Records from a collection
************

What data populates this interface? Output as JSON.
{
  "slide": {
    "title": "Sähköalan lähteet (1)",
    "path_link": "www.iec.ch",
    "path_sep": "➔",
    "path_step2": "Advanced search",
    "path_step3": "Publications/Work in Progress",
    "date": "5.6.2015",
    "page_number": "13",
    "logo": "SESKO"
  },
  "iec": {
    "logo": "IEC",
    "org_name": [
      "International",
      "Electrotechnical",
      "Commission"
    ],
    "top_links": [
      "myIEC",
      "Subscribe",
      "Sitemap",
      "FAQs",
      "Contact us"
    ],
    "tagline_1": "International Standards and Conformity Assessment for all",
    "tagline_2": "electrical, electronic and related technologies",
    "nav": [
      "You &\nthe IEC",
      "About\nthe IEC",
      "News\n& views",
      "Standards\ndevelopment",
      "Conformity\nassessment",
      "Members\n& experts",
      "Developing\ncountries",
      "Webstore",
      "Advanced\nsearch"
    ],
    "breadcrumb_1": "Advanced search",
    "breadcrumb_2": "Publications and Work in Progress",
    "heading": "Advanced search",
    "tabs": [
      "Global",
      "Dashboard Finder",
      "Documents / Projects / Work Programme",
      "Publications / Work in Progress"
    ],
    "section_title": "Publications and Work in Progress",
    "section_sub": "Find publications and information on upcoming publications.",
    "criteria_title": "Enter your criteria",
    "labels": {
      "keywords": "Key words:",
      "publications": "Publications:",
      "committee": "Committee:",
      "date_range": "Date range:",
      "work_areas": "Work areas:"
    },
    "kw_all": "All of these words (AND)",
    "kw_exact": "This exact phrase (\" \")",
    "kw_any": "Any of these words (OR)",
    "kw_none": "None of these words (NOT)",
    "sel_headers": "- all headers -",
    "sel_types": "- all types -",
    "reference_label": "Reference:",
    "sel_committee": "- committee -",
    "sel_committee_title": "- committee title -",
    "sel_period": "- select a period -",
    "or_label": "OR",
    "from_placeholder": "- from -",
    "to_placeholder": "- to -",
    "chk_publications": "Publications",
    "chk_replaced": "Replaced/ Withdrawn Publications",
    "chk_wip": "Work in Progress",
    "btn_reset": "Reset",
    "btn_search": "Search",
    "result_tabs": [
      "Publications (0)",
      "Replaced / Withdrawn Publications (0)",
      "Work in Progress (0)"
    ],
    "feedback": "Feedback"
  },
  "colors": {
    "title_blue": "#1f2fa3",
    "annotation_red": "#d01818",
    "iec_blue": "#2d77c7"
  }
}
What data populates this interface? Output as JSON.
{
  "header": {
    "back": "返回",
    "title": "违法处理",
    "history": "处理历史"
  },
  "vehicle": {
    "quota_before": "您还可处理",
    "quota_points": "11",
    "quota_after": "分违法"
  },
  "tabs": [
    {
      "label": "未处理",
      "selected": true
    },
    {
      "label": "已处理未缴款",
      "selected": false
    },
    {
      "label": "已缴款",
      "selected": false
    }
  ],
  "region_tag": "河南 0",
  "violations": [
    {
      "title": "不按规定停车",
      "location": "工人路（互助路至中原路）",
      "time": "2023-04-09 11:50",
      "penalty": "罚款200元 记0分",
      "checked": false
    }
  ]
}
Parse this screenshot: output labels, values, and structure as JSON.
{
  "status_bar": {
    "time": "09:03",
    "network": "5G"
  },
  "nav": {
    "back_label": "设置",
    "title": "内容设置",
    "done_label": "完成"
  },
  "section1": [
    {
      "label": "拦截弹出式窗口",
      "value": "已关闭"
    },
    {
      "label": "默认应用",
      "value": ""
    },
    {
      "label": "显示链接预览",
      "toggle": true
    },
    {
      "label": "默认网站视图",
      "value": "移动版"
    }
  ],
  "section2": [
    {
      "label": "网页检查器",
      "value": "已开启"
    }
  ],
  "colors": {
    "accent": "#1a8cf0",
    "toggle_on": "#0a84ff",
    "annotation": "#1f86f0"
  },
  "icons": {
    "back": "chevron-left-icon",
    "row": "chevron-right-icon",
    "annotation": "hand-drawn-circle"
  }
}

************

> [WHAT THE TASK ASKS]
Transcribe the data. Leave every line exactly as it is.

> [ANSWER BELOW]
What data populates this interface? Output as JSON.
{
  "slide": {
    "title": "Sähköalan lähteet (1)",
    "path_link": "www.iec.ch",
    "path_sep": "➔",
    "path_step2": "Advanced search",
    "path_step3": "Publications/Work in Progress",
    "date": "5.6.2015",
    "page_number": "13",
    "logo": "SESKO"
  },
  "iec": {
    "logo": "IEC",
    "org_name": [
      "International",
      "Electrotechnical",
      "Commission"
    ],
    "top_links": [
      "myIEC",
      "Subscribe",
      "Sitemap",
      "FAQs",
      "Contact us"
    ],
    "tagline_1": "International Standards and Conformity Assessment for all",
    "tagline_2": "electrical, electronic and related technologies",
    "nav": [
      "You &\nthe IEC",
      "About\nthe IEC",
      "News\n& views",
      "Standards\ndevelopment",
      "Conformity\nassessment",
      "Members\n& experts",
      "Developing\ncountries",
      "Webstore",
      "Advanced\nsearch"
    ],
    "breadcrumb_1": "Advanced search",
    "breadcrumb_2": "Publications and Work in Progress",
    "heading": "Advanced search",
    "tabs": [
      "Global",
      "Dashboard Finder",
      "Documents / Projects / Work Programme",
      "Publications / Work in Progress"
    ],
    "section_title": "Publications and Work in Progress",
    "section_sub": "Find publications and information on upcoming publications.",
    "criteria_title": "Enter your criteria",
    "labels": {
      "keywords": "Key words:",
      "publications": "Publications:",
      "committee": "Committee:",
      "date_range": "Date range:",
      "work_areas": "Work areas:"
    },
    "kw_all": "All of these words (AND)",
    "kw_exact": "This exact phrase (\" \")",
    "kw_any": "Any of these words (OR)",
    "kw_none": "None of these words (NOT)",
    "sel_headers": "- all headers -",
    "sel_types": "- all types -",
    "reference_label": "Reference:",
    "sel_committee": "- committee -",
    "sel_committee_title": "- committee title -",
    "sel_period": "- select a period -",
    "or_label": "OR",
    "from_placeholder": "- from -",
    "to_placeholder": "- to -",
    "chk_publications": "Publications",
    "chk_replaced": "Replaced/ Withdrawn Publications",
    "chk_wip": "Work in Progress",
    "btn_reset": "Reset",
    "btn_search": "Search",
    "result_tabs": [
      "Publications (0)",
      "Replaced / Withdrawn Publications (0)",
      "Work in Progress (0)"
    ],
    "feedback": "Feedback"
  },
  "colors": {
    "title_blue": "#1f2fa3",
    "annotation_red": "#d01818",
    "iec_blue": "#2d77c7"
  }
}
What data populates this interface? Output as JSON.
{
  "header": {
    "back": "返回",
    "title": "违法处理",
    "history": "处理历史"
  },
  "vehicle": {
    "quota_before": "您还可处理",
    "quota_points": "11",
    "quota_after": "分违法"
  },
  "tabs": [
    {
      "label": "未处理",
      "selected": true
    },
    {
      "label": "已处理未缴款",
      "selected": false
    },
    {
      "label": "已缴款",
      "selected": false
    }
  ],
  "region_tag": "河南 0",
  "violations": [
    {
      "title": "不按规定停车",
      "location": "工人路（互助路至中原路）",
      "time": "2023-04-09 11:50",
      "penalty": "罚款200元 记0分",
      "checked": false
    }
  ]
}
Parse this screenshot: output labels, values, and structure as JSON.
{
  "status_bar": {
    "time": "09:03",
    "network": "5G"
  },
  "nav": {
    "back_label": "设置",
    "title": "内容设置",
    "done_label": "完成"
  },
  "section1": [
    {
      "label": "拦截弹出式窗口",
      "value": "已关闭"
    },
    {
      "label": "默认应用",
      "value": ""
    },
    {
      "label": "显示链接预览",
      "toggle": true
    },
    {
      "label": "默认网站视图",
      "value": "移动版"
    }
  ],
  "section2": [
    {
      "label": "网页检查器",
      "value": "已开启"
    }
  ],
  "colors": {
    "accent": "#1a8cf0",
    "toggle_on": "#0a84ff",
    "annotation": "#1f86f0"
  },
  "icons": {
    "back": "chevron-left-icon",
    "row": "chevron-right-icon",
    "annotation": "hand-drawn-circle"
  }
}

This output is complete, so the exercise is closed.